Each line that includes the word "Межбюджетные" counts once; give the total and nothing more.

§ PROVIDED DATA

◇ ◇ ◇ ◇ ◇ ◇ ◇

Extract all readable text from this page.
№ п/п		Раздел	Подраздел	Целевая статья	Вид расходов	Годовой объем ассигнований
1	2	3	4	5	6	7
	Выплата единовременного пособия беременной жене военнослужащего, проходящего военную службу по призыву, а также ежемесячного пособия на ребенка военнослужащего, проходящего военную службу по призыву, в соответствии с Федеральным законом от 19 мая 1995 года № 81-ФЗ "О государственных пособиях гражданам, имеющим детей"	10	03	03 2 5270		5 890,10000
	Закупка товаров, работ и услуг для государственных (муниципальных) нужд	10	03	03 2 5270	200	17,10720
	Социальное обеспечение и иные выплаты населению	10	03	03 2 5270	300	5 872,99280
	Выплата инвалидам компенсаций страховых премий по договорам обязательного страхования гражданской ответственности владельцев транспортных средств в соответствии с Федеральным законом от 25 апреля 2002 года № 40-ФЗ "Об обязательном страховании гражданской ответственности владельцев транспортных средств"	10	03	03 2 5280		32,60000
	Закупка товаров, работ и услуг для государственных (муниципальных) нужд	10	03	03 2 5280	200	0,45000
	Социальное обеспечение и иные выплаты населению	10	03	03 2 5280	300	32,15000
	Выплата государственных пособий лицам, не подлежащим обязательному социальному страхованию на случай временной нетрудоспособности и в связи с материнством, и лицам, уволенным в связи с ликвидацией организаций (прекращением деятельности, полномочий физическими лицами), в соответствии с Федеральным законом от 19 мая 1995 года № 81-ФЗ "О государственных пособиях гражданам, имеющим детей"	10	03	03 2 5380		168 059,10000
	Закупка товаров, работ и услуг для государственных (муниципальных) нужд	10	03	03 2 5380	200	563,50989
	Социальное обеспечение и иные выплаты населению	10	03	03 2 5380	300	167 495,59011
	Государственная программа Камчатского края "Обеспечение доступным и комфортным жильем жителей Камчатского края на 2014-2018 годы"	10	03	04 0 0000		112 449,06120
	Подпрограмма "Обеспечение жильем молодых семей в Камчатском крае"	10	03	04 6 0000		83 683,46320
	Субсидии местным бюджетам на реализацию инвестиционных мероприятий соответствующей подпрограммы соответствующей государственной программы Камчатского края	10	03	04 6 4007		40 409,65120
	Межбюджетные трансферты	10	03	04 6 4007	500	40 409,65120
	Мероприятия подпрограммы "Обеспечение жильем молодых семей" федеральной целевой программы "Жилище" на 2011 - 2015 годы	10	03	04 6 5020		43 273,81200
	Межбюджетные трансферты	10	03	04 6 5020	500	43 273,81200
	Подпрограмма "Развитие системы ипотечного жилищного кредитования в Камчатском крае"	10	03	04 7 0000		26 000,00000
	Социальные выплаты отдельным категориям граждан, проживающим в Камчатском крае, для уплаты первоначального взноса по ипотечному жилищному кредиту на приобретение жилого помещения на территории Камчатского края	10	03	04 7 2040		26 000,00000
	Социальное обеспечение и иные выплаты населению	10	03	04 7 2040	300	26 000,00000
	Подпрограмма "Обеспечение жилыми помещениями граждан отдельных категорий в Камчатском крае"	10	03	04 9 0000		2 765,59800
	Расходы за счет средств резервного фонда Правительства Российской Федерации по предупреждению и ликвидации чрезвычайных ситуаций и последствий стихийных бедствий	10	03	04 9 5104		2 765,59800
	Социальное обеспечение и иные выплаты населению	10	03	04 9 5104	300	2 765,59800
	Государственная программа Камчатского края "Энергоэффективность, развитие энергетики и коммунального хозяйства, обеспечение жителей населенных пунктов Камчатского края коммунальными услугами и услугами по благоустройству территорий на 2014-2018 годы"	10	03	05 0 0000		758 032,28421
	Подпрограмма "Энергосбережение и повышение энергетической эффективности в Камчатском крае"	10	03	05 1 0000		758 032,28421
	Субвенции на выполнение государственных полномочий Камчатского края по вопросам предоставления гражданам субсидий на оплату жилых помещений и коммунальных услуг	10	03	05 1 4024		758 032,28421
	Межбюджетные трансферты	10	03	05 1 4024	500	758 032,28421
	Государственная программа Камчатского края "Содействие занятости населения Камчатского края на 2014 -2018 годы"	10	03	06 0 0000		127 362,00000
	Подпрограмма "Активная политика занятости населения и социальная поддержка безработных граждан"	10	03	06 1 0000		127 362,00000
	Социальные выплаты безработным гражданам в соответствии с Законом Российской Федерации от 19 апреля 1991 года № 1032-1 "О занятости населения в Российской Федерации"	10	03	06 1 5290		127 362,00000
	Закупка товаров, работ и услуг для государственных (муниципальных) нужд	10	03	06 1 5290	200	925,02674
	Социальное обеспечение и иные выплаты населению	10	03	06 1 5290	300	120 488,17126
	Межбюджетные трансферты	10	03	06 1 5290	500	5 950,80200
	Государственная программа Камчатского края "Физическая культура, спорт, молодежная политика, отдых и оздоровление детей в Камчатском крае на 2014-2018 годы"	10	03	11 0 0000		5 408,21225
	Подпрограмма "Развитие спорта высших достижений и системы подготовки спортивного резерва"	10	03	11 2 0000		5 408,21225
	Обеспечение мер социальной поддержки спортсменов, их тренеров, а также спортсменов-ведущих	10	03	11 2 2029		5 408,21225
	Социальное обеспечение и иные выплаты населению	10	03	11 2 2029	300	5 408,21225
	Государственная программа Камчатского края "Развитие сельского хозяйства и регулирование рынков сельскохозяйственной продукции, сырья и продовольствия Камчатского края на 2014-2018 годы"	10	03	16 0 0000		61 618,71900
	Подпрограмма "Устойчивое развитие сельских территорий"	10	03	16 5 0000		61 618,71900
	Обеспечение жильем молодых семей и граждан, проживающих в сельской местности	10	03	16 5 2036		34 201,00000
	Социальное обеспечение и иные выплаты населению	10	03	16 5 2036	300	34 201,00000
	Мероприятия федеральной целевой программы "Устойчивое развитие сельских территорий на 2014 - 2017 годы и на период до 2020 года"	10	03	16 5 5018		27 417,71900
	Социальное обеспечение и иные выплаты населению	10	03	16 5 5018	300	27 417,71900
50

◇ ◇ ◇ ◇ ◇ ◇ ◇

§ SOLUTION BELOW
4